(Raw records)
* * * * *

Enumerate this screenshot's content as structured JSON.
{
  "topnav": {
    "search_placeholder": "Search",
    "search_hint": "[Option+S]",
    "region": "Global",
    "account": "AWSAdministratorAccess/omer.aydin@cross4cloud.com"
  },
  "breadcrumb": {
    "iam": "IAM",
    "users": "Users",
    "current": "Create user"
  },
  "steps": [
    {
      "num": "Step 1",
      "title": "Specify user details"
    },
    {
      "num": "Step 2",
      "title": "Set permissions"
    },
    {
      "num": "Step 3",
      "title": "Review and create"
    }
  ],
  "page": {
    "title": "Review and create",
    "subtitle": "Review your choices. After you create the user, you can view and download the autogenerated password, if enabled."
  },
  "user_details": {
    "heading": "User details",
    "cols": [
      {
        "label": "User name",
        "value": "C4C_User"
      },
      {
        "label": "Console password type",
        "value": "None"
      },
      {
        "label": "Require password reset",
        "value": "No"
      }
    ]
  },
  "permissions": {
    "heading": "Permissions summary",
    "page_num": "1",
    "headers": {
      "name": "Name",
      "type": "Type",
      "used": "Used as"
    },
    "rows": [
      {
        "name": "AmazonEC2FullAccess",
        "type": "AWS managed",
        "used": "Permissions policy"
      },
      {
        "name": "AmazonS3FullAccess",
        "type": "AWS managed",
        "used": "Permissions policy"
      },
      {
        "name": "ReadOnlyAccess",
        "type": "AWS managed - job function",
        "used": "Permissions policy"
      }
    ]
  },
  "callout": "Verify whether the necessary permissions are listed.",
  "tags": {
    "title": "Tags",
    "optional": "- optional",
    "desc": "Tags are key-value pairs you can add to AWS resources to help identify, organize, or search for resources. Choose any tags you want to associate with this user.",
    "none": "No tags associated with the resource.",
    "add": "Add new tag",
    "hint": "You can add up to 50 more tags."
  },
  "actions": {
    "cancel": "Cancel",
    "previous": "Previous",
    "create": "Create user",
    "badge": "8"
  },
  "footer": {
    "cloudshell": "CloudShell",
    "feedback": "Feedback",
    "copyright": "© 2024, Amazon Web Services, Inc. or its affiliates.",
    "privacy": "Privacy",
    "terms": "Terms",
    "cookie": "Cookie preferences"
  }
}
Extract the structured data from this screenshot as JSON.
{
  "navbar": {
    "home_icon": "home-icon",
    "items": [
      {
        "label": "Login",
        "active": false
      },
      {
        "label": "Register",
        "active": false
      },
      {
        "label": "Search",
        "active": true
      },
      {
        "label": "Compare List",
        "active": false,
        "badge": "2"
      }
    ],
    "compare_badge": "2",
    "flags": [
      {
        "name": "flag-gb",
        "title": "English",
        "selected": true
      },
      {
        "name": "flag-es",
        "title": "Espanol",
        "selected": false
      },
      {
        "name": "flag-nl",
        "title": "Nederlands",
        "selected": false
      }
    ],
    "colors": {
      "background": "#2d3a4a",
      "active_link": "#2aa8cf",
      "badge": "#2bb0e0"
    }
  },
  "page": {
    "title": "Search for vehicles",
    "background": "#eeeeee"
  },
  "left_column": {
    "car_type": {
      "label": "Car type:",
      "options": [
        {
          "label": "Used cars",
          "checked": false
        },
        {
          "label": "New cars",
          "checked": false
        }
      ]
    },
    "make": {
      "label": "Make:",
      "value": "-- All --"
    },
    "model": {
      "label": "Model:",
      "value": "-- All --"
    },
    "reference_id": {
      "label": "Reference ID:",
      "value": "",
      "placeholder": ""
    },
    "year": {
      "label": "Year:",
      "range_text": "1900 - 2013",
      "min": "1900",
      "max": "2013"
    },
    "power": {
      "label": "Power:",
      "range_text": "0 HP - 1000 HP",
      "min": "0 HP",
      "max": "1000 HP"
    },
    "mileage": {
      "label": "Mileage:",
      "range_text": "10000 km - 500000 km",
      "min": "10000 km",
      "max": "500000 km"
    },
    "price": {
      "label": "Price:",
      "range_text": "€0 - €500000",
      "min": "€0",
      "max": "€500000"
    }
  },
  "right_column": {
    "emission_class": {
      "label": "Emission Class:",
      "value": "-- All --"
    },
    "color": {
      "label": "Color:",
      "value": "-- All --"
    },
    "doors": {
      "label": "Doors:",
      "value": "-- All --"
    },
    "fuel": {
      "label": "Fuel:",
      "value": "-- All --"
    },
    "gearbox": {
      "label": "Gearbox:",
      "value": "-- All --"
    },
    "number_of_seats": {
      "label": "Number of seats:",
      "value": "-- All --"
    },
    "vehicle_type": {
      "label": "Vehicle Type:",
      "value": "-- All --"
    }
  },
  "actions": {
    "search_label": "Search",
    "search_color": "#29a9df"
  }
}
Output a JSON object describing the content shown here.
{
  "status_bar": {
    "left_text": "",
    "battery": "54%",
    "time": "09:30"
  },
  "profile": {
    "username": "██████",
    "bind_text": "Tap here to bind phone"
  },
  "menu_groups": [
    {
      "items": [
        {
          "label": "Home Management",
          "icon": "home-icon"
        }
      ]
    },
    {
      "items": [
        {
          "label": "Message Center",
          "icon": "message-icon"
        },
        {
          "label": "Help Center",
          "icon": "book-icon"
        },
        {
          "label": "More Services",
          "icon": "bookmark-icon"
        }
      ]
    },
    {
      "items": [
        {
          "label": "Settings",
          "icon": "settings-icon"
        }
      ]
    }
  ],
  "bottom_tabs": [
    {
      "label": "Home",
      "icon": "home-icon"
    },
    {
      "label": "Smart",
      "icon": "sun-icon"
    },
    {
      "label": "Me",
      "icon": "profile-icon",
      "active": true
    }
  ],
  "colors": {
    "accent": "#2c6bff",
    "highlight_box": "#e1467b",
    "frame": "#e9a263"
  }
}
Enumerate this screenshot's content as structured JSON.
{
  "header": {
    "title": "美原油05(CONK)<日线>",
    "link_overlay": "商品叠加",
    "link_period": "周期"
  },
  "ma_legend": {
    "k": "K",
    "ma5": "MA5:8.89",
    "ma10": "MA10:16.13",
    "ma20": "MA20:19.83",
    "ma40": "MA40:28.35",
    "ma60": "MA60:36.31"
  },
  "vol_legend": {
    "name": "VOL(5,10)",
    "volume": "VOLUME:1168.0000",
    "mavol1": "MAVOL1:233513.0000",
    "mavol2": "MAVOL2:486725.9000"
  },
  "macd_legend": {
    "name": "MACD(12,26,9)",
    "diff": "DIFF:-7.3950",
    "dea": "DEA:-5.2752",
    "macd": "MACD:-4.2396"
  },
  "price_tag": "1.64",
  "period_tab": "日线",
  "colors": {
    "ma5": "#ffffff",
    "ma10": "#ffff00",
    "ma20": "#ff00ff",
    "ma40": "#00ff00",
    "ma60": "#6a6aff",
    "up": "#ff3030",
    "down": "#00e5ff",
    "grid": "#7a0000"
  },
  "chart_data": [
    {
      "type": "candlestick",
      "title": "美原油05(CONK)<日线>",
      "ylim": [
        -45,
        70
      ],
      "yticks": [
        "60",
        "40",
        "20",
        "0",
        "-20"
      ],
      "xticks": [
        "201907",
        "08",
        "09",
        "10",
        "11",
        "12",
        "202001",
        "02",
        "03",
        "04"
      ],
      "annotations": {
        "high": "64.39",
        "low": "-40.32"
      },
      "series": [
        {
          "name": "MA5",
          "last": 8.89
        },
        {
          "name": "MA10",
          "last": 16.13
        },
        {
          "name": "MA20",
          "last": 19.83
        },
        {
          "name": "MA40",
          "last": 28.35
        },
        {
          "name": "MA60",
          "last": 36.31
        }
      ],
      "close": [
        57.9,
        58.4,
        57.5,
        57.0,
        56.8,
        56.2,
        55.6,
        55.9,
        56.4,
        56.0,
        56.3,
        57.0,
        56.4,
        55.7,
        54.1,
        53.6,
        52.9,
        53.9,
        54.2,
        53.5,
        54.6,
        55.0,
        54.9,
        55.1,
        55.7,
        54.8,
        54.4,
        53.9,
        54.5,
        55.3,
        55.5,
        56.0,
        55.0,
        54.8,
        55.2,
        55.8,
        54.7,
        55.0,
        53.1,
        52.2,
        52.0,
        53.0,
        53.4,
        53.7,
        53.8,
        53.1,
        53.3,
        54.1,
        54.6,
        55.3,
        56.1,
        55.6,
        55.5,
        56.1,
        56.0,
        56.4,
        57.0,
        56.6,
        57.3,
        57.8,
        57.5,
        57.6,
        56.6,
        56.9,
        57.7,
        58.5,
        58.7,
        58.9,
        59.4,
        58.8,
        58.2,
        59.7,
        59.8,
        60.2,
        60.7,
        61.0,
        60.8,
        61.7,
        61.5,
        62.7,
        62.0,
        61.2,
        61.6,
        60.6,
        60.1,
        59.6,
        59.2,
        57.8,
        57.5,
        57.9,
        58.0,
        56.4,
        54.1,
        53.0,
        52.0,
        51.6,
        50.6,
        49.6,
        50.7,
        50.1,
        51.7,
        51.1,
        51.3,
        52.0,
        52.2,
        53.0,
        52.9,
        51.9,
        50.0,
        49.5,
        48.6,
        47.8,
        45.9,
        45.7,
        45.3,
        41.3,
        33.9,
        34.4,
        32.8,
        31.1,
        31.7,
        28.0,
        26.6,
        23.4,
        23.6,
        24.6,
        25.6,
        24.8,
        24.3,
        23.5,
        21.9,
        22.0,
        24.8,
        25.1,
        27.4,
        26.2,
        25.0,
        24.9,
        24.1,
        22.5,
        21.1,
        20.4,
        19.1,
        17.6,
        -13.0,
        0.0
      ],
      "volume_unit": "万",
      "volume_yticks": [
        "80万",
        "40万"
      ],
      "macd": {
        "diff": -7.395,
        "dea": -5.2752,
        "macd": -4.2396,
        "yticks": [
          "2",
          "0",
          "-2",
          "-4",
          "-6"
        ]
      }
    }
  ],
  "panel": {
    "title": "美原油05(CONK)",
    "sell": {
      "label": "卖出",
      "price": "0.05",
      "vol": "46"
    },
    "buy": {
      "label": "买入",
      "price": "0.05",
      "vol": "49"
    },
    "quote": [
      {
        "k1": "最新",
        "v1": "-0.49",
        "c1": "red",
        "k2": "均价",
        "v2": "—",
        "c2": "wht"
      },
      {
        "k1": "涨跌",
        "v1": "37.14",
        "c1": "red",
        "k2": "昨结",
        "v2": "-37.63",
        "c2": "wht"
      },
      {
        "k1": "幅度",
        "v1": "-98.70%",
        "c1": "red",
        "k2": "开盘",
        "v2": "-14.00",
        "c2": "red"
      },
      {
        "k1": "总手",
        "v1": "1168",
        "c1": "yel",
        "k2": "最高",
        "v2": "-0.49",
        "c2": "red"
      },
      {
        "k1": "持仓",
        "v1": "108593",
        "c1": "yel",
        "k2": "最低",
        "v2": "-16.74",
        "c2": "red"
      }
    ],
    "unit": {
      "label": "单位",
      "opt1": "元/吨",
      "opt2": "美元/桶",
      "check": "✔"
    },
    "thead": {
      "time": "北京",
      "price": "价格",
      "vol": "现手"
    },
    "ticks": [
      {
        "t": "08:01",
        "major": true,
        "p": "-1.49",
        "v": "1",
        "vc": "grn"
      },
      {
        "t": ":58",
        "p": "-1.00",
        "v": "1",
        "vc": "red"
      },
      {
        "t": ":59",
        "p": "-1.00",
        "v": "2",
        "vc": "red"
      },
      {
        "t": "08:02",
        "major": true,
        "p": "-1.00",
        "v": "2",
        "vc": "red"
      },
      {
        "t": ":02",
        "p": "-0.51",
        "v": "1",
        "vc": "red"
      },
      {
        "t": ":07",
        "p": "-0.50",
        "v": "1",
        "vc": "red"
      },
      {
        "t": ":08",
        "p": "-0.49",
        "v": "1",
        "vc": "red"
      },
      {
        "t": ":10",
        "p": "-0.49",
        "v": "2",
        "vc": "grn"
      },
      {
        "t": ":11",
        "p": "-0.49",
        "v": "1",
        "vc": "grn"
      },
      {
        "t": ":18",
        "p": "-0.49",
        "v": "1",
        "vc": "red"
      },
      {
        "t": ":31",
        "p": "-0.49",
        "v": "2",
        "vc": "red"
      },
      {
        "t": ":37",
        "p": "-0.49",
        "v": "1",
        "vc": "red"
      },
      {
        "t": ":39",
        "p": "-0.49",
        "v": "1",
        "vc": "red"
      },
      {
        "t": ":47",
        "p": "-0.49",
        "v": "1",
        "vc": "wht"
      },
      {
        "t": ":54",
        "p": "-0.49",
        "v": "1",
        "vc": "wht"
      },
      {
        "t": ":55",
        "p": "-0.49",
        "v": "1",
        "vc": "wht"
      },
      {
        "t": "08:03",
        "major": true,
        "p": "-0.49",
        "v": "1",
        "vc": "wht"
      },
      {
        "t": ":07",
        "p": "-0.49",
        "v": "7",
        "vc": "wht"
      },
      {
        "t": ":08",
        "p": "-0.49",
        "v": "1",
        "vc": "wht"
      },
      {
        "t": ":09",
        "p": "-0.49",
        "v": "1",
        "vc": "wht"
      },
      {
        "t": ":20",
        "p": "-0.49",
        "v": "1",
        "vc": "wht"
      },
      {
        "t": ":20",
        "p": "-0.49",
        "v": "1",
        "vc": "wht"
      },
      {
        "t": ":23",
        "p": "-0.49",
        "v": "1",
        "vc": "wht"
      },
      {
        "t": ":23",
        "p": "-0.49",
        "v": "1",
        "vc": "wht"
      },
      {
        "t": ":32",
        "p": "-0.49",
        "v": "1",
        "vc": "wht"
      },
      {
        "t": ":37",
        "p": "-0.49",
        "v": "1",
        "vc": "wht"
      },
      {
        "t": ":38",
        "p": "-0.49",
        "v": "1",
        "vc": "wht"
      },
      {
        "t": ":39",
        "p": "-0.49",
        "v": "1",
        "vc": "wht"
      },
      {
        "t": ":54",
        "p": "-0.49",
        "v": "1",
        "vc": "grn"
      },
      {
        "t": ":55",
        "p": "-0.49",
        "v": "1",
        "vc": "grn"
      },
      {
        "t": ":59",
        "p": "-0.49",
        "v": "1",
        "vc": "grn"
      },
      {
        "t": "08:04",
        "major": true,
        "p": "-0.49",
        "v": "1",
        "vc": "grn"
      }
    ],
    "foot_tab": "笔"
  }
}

* * * * *

**Stated goal**
How many lines of the data contain the word "icon"? Answer with the number alone.

**Solution for this problem**
9